_Data listing_:
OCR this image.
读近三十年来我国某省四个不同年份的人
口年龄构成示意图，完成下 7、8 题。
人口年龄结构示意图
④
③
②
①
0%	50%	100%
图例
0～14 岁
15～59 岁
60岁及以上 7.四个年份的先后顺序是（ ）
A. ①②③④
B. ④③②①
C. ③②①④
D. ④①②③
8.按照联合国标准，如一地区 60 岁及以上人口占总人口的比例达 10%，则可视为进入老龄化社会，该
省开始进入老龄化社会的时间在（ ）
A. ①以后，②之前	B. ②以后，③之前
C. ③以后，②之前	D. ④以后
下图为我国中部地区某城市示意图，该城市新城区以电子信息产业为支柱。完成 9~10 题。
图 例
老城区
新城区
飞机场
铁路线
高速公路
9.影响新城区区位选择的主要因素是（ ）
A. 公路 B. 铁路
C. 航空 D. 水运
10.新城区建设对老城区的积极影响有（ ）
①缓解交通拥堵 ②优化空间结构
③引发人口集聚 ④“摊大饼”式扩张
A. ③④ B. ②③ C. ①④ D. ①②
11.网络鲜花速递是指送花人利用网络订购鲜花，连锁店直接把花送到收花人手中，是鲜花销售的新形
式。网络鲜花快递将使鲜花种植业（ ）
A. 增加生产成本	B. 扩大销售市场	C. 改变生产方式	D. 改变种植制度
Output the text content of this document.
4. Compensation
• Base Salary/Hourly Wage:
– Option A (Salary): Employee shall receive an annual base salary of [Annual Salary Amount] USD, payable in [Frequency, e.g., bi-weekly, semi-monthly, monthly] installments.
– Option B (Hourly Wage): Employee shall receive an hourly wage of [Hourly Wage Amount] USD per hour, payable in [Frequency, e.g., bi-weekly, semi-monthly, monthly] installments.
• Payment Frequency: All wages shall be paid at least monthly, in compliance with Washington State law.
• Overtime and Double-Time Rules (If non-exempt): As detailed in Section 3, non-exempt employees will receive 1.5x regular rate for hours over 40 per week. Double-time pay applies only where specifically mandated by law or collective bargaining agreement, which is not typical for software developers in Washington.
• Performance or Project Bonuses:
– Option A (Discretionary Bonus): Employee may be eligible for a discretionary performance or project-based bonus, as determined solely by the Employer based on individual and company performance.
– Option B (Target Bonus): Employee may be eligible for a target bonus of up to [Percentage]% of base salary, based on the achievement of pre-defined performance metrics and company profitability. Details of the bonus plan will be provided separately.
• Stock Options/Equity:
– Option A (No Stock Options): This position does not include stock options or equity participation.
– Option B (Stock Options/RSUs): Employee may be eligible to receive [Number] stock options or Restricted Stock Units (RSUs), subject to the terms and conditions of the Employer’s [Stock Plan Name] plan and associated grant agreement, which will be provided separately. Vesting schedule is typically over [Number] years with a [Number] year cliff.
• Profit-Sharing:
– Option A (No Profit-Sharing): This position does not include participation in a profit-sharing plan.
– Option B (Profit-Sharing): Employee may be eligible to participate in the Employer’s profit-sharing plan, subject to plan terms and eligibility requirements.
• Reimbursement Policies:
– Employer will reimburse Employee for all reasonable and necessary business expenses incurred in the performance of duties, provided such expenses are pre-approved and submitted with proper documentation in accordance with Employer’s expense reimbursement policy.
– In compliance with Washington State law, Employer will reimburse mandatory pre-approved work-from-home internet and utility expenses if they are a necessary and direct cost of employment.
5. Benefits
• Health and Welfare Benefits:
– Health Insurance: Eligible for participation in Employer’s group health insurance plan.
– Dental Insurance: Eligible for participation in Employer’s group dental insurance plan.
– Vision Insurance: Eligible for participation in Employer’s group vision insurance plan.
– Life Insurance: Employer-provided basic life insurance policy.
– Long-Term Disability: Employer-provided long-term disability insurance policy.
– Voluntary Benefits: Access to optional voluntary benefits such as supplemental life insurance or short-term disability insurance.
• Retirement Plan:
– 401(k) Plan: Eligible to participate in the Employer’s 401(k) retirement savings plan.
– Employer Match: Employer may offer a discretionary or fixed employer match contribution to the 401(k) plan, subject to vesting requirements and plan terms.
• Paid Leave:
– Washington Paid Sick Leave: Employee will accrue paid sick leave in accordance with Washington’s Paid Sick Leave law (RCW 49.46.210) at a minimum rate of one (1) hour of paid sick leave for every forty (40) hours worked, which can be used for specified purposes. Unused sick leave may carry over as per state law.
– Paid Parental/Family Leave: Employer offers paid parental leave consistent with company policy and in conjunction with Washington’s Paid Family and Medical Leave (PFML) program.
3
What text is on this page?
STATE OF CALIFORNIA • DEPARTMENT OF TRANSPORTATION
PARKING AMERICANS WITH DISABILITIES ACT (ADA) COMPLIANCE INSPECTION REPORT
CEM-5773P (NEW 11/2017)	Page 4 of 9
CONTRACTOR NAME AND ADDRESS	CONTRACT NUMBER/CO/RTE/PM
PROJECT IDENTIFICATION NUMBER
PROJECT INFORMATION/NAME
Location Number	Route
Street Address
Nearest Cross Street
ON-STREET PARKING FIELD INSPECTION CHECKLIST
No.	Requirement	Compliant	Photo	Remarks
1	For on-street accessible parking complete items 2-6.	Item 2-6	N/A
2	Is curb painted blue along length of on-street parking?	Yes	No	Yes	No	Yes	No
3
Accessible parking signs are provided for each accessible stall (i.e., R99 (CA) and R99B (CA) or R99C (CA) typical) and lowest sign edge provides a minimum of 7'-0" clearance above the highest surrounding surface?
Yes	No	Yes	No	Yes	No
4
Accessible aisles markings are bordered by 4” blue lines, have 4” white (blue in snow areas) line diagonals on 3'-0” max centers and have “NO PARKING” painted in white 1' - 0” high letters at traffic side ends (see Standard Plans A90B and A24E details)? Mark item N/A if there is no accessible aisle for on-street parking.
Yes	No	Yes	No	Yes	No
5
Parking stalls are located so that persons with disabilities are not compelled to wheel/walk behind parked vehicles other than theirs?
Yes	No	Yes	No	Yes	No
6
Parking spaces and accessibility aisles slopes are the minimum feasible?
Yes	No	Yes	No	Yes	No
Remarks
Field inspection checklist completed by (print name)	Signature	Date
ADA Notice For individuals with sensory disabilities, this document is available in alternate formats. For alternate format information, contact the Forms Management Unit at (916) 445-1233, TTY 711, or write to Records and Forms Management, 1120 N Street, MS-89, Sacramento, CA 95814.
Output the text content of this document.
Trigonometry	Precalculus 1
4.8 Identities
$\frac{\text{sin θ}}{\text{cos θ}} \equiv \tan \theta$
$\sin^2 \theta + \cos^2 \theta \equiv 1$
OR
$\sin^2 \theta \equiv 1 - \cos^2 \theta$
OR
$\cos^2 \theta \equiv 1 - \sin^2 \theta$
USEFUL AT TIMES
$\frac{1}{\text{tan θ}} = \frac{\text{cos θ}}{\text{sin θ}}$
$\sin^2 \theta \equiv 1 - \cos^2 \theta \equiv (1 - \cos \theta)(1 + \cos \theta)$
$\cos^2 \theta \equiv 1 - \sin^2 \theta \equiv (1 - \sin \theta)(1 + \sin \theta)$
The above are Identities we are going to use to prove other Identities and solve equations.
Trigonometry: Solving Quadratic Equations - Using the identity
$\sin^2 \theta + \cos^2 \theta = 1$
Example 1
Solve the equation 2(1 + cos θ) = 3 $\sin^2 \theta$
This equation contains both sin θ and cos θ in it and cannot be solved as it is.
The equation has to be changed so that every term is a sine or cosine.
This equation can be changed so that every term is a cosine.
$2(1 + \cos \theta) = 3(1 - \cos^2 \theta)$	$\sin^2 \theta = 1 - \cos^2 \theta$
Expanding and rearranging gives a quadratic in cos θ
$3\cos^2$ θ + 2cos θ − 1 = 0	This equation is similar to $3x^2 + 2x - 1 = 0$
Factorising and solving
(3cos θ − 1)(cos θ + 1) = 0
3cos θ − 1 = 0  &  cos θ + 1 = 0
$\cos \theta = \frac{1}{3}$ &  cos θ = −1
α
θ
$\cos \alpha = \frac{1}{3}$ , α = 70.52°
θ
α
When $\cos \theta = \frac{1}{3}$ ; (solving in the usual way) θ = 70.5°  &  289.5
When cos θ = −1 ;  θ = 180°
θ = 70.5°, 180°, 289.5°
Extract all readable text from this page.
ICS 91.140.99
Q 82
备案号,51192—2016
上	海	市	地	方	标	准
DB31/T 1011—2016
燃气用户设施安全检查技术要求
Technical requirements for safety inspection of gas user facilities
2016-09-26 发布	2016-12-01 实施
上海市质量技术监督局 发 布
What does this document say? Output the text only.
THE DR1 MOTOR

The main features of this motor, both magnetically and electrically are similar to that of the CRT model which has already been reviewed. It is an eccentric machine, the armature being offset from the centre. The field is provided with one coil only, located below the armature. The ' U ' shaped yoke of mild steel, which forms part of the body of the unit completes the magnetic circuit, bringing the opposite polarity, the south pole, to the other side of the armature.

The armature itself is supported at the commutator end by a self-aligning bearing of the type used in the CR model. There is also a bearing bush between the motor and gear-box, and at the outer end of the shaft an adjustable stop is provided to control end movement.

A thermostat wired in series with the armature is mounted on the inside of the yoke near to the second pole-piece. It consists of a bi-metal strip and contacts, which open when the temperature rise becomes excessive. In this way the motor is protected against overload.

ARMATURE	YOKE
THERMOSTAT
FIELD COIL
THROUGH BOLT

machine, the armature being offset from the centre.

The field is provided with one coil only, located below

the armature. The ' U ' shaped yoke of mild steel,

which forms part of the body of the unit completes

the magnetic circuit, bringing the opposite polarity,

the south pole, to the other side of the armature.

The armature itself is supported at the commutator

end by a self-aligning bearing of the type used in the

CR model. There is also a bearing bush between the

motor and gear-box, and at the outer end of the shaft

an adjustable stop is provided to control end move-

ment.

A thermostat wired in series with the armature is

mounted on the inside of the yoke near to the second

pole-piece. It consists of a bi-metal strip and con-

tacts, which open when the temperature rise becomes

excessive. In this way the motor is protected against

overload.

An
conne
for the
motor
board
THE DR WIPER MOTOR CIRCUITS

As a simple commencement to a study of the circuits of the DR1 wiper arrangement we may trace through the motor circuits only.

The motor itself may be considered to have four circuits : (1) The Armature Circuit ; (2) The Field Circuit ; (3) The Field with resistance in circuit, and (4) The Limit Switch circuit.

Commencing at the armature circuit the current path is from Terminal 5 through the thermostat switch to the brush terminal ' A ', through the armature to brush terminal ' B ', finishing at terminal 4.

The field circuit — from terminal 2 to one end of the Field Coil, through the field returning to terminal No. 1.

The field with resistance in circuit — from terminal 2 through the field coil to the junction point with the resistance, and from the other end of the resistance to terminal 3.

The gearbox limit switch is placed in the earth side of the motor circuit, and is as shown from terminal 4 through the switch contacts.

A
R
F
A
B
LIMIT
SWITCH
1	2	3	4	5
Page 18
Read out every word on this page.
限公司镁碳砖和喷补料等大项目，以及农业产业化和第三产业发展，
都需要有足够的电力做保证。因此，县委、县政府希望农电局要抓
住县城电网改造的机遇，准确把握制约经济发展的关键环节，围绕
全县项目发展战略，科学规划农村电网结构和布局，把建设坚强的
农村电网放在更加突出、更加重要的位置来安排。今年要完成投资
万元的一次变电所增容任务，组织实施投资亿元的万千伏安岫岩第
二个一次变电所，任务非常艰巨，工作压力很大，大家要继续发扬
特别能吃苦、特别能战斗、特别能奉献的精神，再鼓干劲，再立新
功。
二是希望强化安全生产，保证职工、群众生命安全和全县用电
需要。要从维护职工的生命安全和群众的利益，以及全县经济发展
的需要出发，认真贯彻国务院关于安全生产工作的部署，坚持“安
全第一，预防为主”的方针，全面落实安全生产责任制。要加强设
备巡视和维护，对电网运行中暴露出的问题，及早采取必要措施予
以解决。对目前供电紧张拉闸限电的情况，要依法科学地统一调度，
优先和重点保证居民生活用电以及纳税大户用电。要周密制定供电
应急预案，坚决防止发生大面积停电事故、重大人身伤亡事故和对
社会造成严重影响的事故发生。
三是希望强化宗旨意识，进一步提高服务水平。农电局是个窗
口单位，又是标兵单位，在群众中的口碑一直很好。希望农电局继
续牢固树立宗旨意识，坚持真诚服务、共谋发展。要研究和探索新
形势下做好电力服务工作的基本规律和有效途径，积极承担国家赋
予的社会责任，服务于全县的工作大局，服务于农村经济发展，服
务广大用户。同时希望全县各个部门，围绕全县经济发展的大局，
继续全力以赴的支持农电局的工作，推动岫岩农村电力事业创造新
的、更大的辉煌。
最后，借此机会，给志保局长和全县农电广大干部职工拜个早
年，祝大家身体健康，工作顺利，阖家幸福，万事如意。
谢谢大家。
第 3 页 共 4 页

_Prompt_: Out of the material above, gather each line where "rise" appears.

_Solved exercise_:
A thermostat wired in series with the armature is mounted on the inside of the yoke near to the second pole-piece. It consists of a bi-metal strip and contacts, which open when the temperature rise becomes excessive. In this way the motor is protected against overload.
tacts, which open when the temperature rise becomes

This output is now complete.